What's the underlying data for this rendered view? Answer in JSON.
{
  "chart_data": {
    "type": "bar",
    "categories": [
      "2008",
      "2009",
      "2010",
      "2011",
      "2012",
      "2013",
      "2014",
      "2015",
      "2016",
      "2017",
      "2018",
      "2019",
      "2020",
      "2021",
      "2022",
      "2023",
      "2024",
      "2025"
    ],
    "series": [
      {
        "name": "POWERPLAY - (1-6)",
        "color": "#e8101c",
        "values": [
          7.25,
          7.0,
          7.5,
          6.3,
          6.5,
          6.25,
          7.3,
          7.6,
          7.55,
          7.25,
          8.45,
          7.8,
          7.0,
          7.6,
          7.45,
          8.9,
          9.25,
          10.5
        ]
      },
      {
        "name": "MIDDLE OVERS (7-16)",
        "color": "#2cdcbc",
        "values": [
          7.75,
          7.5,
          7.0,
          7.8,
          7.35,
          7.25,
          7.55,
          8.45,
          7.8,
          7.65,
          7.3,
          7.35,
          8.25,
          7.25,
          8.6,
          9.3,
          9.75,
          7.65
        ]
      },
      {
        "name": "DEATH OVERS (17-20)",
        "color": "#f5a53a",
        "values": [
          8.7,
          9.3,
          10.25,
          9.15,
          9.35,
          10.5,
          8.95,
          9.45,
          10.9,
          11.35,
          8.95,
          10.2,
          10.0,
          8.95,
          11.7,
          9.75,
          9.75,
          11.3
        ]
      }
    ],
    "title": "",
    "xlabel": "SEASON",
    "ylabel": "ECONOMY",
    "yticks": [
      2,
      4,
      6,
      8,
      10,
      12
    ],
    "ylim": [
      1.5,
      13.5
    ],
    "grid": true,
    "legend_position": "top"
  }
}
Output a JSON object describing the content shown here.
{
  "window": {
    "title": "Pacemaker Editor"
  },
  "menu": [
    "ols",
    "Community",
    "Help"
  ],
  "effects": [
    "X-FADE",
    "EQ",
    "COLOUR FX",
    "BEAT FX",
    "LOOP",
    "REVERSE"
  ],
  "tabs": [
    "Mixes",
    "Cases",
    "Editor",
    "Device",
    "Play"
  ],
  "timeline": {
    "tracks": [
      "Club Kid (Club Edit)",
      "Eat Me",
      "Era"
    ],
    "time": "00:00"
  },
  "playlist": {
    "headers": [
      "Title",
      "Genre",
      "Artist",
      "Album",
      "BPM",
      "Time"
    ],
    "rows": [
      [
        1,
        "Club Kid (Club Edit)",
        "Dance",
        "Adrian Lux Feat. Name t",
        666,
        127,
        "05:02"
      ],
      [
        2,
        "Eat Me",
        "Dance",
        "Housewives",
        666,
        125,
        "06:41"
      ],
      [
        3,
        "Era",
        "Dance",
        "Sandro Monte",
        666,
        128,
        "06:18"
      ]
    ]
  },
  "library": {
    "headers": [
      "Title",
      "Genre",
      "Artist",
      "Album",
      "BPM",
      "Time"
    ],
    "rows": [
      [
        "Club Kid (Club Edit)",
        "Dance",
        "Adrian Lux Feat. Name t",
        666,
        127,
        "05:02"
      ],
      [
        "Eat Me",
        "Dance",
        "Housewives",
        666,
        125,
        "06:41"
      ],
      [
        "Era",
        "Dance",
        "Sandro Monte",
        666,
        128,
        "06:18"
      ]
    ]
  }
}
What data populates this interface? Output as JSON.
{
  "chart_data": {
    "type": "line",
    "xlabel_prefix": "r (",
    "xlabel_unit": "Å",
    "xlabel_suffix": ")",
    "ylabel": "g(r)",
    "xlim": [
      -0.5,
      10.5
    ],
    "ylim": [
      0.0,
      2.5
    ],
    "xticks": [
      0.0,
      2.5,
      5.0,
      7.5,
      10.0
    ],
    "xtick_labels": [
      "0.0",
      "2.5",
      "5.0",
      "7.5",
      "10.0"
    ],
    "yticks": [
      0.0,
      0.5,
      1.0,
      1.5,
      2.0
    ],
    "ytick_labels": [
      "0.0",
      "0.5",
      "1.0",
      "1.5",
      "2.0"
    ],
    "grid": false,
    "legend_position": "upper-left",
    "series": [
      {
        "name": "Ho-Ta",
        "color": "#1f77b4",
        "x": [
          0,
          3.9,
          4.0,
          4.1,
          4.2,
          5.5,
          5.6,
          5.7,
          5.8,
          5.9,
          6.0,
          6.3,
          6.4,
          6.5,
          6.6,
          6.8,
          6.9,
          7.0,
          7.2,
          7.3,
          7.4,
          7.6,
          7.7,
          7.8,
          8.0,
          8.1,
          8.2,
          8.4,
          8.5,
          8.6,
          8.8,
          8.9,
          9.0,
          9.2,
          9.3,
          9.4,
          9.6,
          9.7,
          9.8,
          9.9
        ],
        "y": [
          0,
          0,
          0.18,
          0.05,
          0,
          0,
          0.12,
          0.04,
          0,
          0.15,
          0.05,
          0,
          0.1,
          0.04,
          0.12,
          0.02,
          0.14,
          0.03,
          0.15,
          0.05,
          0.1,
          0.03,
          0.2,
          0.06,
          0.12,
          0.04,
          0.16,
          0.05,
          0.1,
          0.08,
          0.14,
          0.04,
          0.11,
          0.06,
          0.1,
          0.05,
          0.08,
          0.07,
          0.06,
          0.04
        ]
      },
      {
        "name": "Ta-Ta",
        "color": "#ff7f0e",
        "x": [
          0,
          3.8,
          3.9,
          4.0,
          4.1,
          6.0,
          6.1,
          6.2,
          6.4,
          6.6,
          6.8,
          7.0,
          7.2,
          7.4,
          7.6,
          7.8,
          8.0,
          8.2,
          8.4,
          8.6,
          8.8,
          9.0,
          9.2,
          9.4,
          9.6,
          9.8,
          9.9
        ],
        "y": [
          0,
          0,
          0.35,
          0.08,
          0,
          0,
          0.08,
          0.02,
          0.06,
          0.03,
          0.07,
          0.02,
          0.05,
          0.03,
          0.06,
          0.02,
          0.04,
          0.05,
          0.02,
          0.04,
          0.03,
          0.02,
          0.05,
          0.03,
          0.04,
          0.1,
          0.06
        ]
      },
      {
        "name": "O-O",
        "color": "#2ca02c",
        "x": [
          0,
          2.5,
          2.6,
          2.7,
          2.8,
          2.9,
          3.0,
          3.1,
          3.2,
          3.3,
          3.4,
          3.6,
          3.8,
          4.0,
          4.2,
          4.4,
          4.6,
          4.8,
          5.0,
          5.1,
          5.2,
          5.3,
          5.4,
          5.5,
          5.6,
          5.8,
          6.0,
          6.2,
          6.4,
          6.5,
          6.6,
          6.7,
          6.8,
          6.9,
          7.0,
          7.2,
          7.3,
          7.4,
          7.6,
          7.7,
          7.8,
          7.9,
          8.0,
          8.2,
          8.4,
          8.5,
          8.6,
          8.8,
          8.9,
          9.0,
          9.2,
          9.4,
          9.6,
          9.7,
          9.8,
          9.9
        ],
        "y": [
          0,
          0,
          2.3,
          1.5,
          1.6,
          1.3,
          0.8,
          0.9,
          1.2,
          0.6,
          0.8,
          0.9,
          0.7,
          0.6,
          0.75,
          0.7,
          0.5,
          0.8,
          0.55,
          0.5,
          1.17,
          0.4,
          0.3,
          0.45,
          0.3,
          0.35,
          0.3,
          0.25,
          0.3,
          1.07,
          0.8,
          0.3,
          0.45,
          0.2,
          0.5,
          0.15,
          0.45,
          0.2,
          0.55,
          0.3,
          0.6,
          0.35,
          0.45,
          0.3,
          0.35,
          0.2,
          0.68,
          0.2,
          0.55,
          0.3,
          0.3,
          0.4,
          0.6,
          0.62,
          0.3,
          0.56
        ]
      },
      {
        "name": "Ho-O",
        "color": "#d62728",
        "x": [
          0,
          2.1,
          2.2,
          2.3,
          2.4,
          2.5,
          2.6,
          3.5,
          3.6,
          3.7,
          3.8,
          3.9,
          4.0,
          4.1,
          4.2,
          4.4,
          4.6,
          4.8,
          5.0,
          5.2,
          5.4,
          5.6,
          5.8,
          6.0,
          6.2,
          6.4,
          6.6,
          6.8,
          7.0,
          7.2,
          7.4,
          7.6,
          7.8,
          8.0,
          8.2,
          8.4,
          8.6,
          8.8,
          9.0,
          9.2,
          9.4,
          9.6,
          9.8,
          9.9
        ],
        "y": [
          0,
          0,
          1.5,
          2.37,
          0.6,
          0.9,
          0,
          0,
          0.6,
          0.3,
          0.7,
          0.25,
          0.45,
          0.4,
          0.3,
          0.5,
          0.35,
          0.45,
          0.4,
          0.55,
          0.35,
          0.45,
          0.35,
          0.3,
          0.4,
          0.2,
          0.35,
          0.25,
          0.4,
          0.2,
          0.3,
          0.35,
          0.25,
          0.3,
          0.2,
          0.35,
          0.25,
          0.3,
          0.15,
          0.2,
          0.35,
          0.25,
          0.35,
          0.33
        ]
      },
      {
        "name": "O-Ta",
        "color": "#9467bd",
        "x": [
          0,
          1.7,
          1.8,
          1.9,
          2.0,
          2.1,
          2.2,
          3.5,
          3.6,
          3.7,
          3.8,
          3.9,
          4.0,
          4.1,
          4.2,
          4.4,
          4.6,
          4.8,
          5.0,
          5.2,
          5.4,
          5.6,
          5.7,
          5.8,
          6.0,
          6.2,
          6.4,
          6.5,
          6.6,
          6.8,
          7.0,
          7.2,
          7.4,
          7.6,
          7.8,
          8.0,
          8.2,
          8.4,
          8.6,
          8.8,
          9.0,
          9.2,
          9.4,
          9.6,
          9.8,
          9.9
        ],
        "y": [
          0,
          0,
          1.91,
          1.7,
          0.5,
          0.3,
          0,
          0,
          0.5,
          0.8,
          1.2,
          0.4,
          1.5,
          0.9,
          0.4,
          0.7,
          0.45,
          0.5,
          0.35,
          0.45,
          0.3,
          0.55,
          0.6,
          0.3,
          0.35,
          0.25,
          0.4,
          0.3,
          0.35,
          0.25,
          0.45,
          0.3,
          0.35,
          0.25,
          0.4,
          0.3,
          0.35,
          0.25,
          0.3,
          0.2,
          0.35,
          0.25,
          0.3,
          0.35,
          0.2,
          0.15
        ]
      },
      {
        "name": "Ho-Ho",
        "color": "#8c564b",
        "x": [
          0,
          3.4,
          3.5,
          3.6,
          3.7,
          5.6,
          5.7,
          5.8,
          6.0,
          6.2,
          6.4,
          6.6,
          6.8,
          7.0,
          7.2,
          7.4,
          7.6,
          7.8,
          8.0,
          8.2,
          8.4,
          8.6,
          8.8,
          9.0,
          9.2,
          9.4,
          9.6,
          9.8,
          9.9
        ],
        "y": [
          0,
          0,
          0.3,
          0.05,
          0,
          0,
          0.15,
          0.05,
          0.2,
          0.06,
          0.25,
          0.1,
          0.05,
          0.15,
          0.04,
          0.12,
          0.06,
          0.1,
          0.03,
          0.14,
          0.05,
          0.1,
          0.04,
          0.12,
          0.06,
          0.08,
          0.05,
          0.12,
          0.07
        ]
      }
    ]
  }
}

THE PROBLEM: In the material above, find the lines that contain "this" and show them.

PROBLEM SOLUTION:
What's the underlying data for this rendered view? Answer in JSON.
What data populates this interface? Output as JSON.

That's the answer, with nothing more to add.